Repeat the material below exactly, with no pictures.

━━━━━ Exercise data ━━━━━

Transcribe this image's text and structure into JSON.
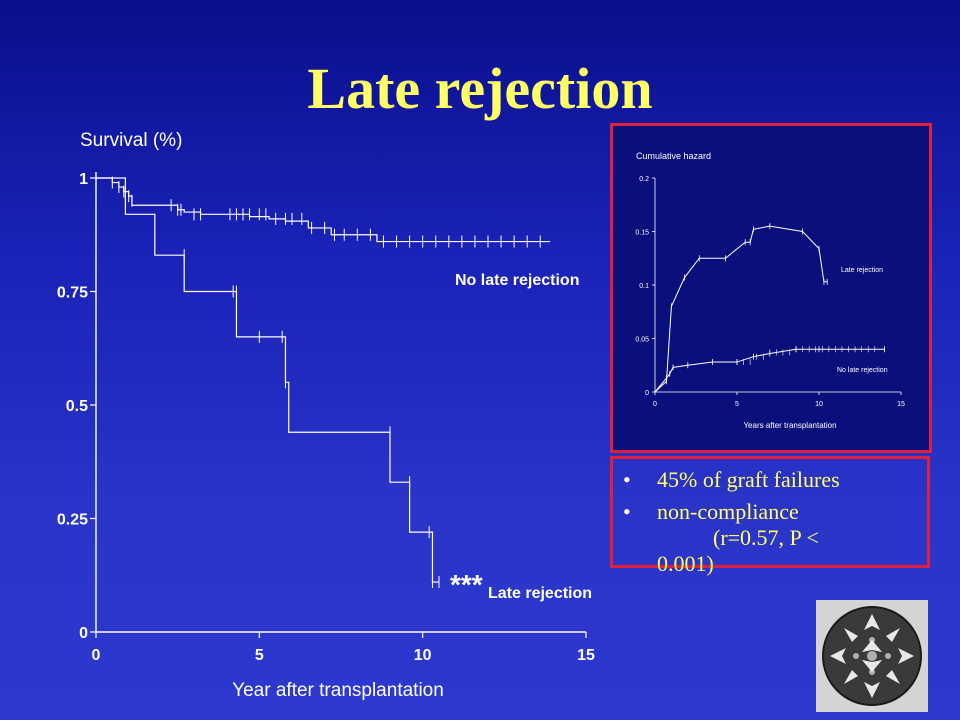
{
  "slide": {
    "title": "Late rejection"
  },
  "chart_data": [
    {
      "type": "line",
      "step": true,
      "ylabel": "Survival (%)",
      "xlabel": "Year after transplantation",
      "xlim": [
        0,
        15
      ],
      "ylim": [
        0,
        1
      ],
      "xticks": [
        "0",
        "5",
        "10",
        "15"
      ],
      "yticks": [
        "0",
        "0.25",
        "0.5",
        "0.75",
        "1"
      ],
      "series": [
        {
          "name": "No late rejection",
          "x": [
            0,
            0.5,
            0.7,
            0.85,
            1.0,
            1.1,
            2.5,
            2.7,
            3.2,
            4.3,
            4.7,
            5.3,
            5.8,
            6.5,
            7.2,
            8.6,
            13.9
          ],
          "y": [
            1,
            0.99,
            0.98,
            0.97,
            0.96,
            0.94,
            0.93,
            0.925,
            0.92,
            0.92,
            0.915,
            0.91,
            0.905,
            0.89,
            0.875,
            0.86,
            0.86
          ],
          "censored": [
            [
              0.5,
              0.99
            ],
            [
              0.7,
              0.98
            ],
            [
              0.85,
              0.97
            ],
            [
              1.0,
              0.96
            ],
            [
              1.1,
              0.95
            ],
            [
              2.3,
              0.94
            ],
            [
              2.5,
              0.93
            ],
            [
              2.6,
              0.93
            ],
            [
              3.0,
              0.92
            ],
            [
              3.2,
              0.92
            ],
            [
              4.1,
              0.92
            ],
            [
              4.3,
              0.92
            ],
            [
              4.5,
              0.92
            ],
            [
              4.7,
              0.92
            ],
            [
              5.0,
              0.92
            ],
            [
              5.2,
              0.92
            ],
            [
              5.5,
              0.91
            ],
            [
              5.8,
              0.91
            ],
            [
              6.0,
              0.91
            ],
            [
              6.3,
              0.91
            ],
            [
              6.6,
              0.89
            ],
            [
              7.0,
              0.89
            ],
            [
              7.3,
              0.875
            ],
            [
              7.6,
              0.875
            ],
            [
              8.0,
              0.875
            ],
            [
              8.4,
              0.875
            ],
            [
              8.8,
              0.86
            ],
            [
              9.2,
              0.86
            ],
            [
              9.6,
              0.86
            ],
            [
              10.0,
              0.86
            ],
            [
              10.4,
              0.86
            ],
            [
              10.8,
              0.86
            ],
            [
              11.2,
              0.86
            ],
            [
              11.6,
              0.86
            ],
            [
              12.0,
              0.86
            ],
            [
              12.4,
              0.86
            ],
            [
              12.8,
              0.86
            ],
            [
              13.2,
              0.86
            ],
            [
              13.6,
              0.86
            ]
          ]
        },
        {
          "name": "Late rejection",
          "x": [
            0,
            0.9,
            1.8,
            2.7,
            4.3,
            5.8,
            5.9,
            9.0,
            9.6,
            10.3,
            10.5
          ],
          "y": [
            1,
            0.92,
            0.83,
            0.75,
            0.65,
            0.55,
            0.44,
            0.33,
            0.22,
            0.11,
            0.11
          ],
          "censored": [
            [
              0.9,
              0.96
            ],
            [
              2.7,
              0.83
            ],
            [
              4.2,
              0.75
            ],
            [
              4.3,
              0.75
            ],
            [
              5.0,
              0.65
            ],
            [
              5.7,
              0.65
            ],
            [
              5.8,
              0.55
            ],
            [
              9.0,
              0.44
            ],
            [
              9.6,
              0.33
            ],
            [
              10.2,
              0.22
            ],
            [
              10.3,
              0.11
            ],
            [
              10.5,
              0.11
            ]
          ]
        }
      ],
      "labels": {
        "no_late": "No late rejection",
        "late": "Late rejection",
        "significance": "***"
      }
    },
    {
      "type": "line",
      "ylabel": "Cumulative hazard",
      "xlabel": "Years after transplantation",
      "xlim": [
        0,
        15
      ],
      "ylim": [
        0,
        0.2
      ],
      "xticks": [
        "0",
        "5",
        "10",
        "15"
      ],
      "yticks": [
        "0",
        "0.05",
        "0.1",
        "0.15",
        "0.2"
      ],
      "series": [
        {
          "name": "Late rejection",
          "x": [
            0,
            0.7,
            1.0,
            1.8,
            2.7,
            4.3,
            5.5,
            5.8,
            6.0,
            7.0,
            9.0,
            10.0,
            10.3,
            10.5
          ],
          "y": [
            0,
            0.01,
            0.08,
            0.107,
            0.125,
            0.125,
            0.14,
            0.14,
            0.152,
            0.155,
            0.15,
            0.134,
            0.103,
            0.103
          ]
        },
        {
          "name": "No late rejection",
          "x": [
            0,
            0.7,
            0.9,
            1.1,
            2.0,
            3.5,
            5.0,
            6.0,
            7.0,
            8.6,
            10.0,
            14.0
          ],
          "y": [
            0,
            0.013,
            0.017,
            0.023,
            0.025,
            0.028,
            0.028,
            0.033,
            0.036,
            0.04,
            0.04,
            0.04
          ]
        }
      ],
      "labels": {
        "late": "Late rejection",
        "no_late": "No late rejection"
      }
    }
  ],
  "bullets": {
    "items": [
      {
        "line1": "45% of graft failures",
        "line2": ""
      },
      {
        "line1": "non-compliance",
        "line2": "(r=0.57, P <",
        "line3": "0.001)"
      }
    ],
    "bullet_glyph": "•"
  },
  "colors": {
    "title": "#ffff66",
    "text": "#ffff66",
    "border": "#e0203a",
    "line": "#ffffff"
  },
  "image": {
    "description_icon": "escher-circle-limit-icon"
  }
}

━━━━━

### Answer below:
Transcribe this image's text and structure into JSON.
{
  "slide": {
    "title": "Late rejection"
  },
  "chart_data": [
    {
      "type": "line",
      "step": true,
      "ylabel": "Survival (%)",
      "xlabel": "Year after transplantation",
      "xlim": [
        0,
        15
      ],
      "ylim": [
        0,
        1
      ],
      "xticks": [
        "0",
        "5",
        "10",
        "15"
      ],
      "yticks": [
        "0",
        "0.25",
        "0.5",
        "0.75",
        "1"
      ],
      "series": [
        {
          "name": "No late rejection",
          "x": [
            0,
            0.5,
            0.7,
            0.85,
            1.0,
            1.1,
            2.5,
            2.7,
            3.2,
            4.3,
            4.7,
            5.3,
            5.8,
            6.5,
            7.2,
            8.6,
            13.9
          ],
          "y": [
            1,
            0.99,
            0.98,
            0.97,
            0.96,
            0.94,
            0.93,
            0.925,
            0.92,
            0.92,
            0.915,
            0.91,
            0.905,
            0.89,
            0.875,
            0.86,
            0.86
          ],
          "censored": [
            [
              0.5,
              0.99
            ],
            [
              0.7,
              0.98
            ],
            [
              0.85,
              0.97
            ],
            [
              1.0,
              0.96
            ],
            [
              1.1,
              0.95
            ],
            [
              2.3,
              0.94
            ],
            [
              2.5,
              0.93
            ],
            [
              2.6,
              0.93
            ],
            [
              3.0,
              0.92
            ],
            [
              3.2,
              0.92
            ],
            [
              4.1,
              0.92
            ],
            [
              4.3,
              0.92
            ],
            [
              4.5,
              0.92
            ],
            [
              4.7,
              0.92
            ],
            [
              5.0,
              0.92
            ],
            [
              5.2,
              0.92
            ],
            [
              5.5,
              0.91
            ],
            [
              5.8,
              0.91
            ],
            [
              6.0,
              0.91
            ],
            [
              6.3,
              0.91
            ],
            [
              6.6,
              0.89
            ],
            [
              7.0,
              0.89
            ],
            [
              7.3,
              0.875
            ],
            [
              7.6,
              0.875
            ],
            [
              8.0,
              0.875
            ],
            [
              8.4,
              0.875
            ],
            [
              8.8,
              0.86
            ],
            [
              9.2,
              0.86
            ],
            [
              9.6,
              0.86
            ],
            [
              10.0,
              0.86
            ],
            [
              10.4,
              0.86
            ],
            [
              10.8,
              0.86
            ],
            [
              11.2,
              0.86
            ],
            [
              11.6,
              0.86
            ],
            [
              12.0,
              0.86
            ],
            [
              12.4,
              0.86
            ],
            [
              12.8,
              0.86
            ],
            [
              13.2,
              0.86
            ],
            [
              13.6,
              0.86
            ]
          ]
        },
        {
          "name": "Late rejection",
          "x": [
            0,
            0.9,
            1.8,
            2.7,
            4.3,
            5.8,
            5.9,
            9.0,
            9.6,
            10.3,
            10.5
          ],
          "y": [
            1,
            0.92,
            0.83,
            0.75,
            0.65,
            0.55,
            0.44,
            0.33,
            0.22,
            0.11,
            0.11
          ],
          "censored": [
            [
              0.9,
              0.96
            ],
            [
              2.7,
              0.83
            ],
            [
              4.2,
              0.75
            ],
            [
              4.3,
              0.75
            ],
            [
              5.0,
              0.65
            ],
            [
              5.7,
              0.65
            ],
            [
              5.8,
              0.55
            ],
            [
              9.0,
              0.44
            ],
            [
              9.6,
              0.33
            ],
            [
              10.2,
              0.22
            ],
            [
              10.3,
              0.11
            ],
            [
              10.5,
              0.11
            ]
          ]
        }
      ],
      "labels": {
        "no_late": "No late rejection",
        "late": "Late rejection",
        "significance": "***"
      }
    },
    {
      "type": "line",
      "ylabel": "Cumulative hazard",
      "xlabel": "Years after transplantation",
      "xlim": [
        0,
        15
      ],
      "ylim": [
        0,
        0.2
      ],
      "xticks": [
        "0",
        "5",
        "10",
        "15"
      ],
      "yticks": [
        "0",
        "0.05",
        "0.1",
        "0.15",
        "0.2"
      ],
      "series": [
        {
          "name": "Late rejection",
          "x": [
            0,
            0.7,
            1.0,
            1.8,
            2.7,
            4.3,
            5.5,
            5.8,
            6.0,
            7.0,
            9.0,
            10.0,
            10.3,
            10.5
          ],
          "y": [
            0,
            0.01,
            0.08,
            0.107,
            0.125,
            0.125,
            0.14,
            0.14,
            0.152,
            0.155,
            0.15,
            0.134,
            0.103,
            0.103
          ]
        },
        {
          "name": "No late rejection",
          "x": [
            0,
            0.7,
            0.9,
            1.1,
            2.0,
            3.5,
            5.0,
            6.0,
            7.0,
            8.6,
            10.0,
            14.0
          ],
          "y": [
            0,
            0.013,
            0.017,
            0.023,
            0.025,
            0.028,
            0.028,
            0.033,
            0.036,
            0.04,
            0.04,
            0.04
          ]
        }
      ],
      "labels": {
        "late": "Late rejection",
        "no_late": "No late rejection"
      }
    }
  ],
  "bullets": {
    "items": [
      {
        "line1": "45% of graft failures",
        "line2": ""
      },
      {
        "line1": "non-compliance",
        "line2": "(r=0.57, P <",
        "line3": "0.001)"
      }
    ],
    "bullet_glyph": "•"
  },
  "colors": {
    "title": "#ffff66",
    "text": "#ffff66",
    "border": "#e0203a",
    "line": "#ffffff"
  },
  "image": {
    "description_icon": "escher-circle-limit-icon"
  }
}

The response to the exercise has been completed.